> WHAT IS ASKED:
Repeat the entire listing exactly.

Extracted data entries
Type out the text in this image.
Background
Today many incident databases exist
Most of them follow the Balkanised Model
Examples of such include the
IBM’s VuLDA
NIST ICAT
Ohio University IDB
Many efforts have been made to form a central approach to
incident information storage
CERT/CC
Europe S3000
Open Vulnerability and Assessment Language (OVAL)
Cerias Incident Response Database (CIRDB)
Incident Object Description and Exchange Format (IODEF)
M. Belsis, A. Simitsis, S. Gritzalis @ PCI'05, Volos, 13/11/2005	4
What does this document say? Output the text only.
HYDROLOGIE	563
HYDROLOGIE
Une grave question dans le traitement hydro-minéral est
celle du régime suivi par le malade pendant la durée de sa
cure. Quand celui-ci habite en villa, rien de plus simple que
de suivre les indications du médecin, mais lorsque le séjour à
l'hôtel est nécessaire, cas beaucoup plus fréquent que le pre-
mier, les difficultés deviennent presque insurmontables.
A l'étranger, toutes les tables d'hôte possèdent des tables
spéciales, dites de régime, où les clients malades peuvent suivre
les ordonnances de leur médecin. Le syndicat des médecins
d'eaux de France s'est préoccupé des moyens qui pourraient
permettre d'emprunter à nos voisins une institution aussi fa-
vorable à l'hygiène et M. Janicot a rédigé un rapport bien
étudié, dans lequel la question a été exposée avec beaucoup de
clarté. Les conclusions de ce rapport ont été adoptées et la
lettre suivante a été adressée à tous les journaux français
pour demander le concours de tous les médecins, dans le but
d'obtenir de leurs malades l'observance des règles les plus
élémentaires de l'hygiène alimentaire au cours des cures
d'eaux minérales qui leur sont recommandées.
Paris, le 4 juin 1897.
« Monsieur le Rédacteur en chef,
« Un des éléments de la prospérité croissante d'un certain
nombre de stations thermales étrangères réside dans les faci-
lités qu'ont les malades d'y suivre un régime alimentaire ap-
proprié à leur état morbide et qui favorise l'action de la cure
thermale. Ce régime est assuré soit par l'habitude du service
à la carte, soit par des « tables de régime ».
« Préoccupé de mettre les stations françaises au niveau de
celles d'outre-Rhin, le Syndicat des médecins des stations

> ANSWER TO THIS TASK:
Type out the text in this image.
Background
Today many incident databases exist
Most of them follow the Balkanised Model
Examples of such include the
IBM’s VuLDA
NIST ICAT
Ohio University IDB
Many efforts have been made to form a central approach to
incident information storage
CERT/CC
Europe S3000
Open Vulnerability and Assessment Language (OVAL)
Cerias Incident Response Database (CIRDB)
Incident Object Description and Exchange Format (IODEF)
M. Belsis, A. Simitsis, S. Gritzalis @ PCI'05, Volos, 13/11/2005	4
What does this document say? Output the text only.
HYDROLOGIE	563
HYDROLOGIE
Une grave question dans le traitement hydro-minéral est
celle du régime suivi par le malade pendant la durée de sa
cure. Quand celui-ci habite en villa, rien de plus simple que
de suivre les indications du médecin, mais lorsque le séjour à
l'hôtel est nécessaire, cas beaucoup plus fréquent que le pre-
mier, les difficultés deviennent presque insurmontables.
A l'étranger, toutes les tables d'hôte possèdent des tables
spéciales, dites de régime, où les clients malades peuvent suivre
les ordonnances de leur médecin. Le syndicat des médecins
d'eaux de France s'est préoccupé des moyens qui pourraient
permettre d'emprunter à nos voisins une institution aussi fa-
vorable à l'hygiène et M. Janicot a rédigé un rapport bien
étudié, dans lequel la question a été exposée avec beaucoup de
clarté. Les conclusions de ce rapport ont été adoptées et la
lettre suivante a été adressée à tous les journaux français
pour demander le concours de tous les médecins, dans le but
d'obtenir de leurs malades l'observance des règles les plus
élémentaires de l'hygiène alimentaire au cours des cures
d'eaux minérales qui leur sont recommandées.
Paris, le 4 juin 1897.
« Monsieur le Rédacteur en chef,
« Un des éléments de la prospérité croissante d'un certain
nombre de stations thermales étrangères réside dans les faci-
lités qu'ont les malades d'y suivre un régime alimentaire ap-
proprié à leur état morbide et qui favorise l'action de la cure
thermale. Ce régime est assuré soit par l'habitude du service
à la carte, soit par des « tables de régime ».
« Préoccupé de mettre les stations françaises au niveau de
celles d'outre-Rhin, le Syndicat des médecins des stations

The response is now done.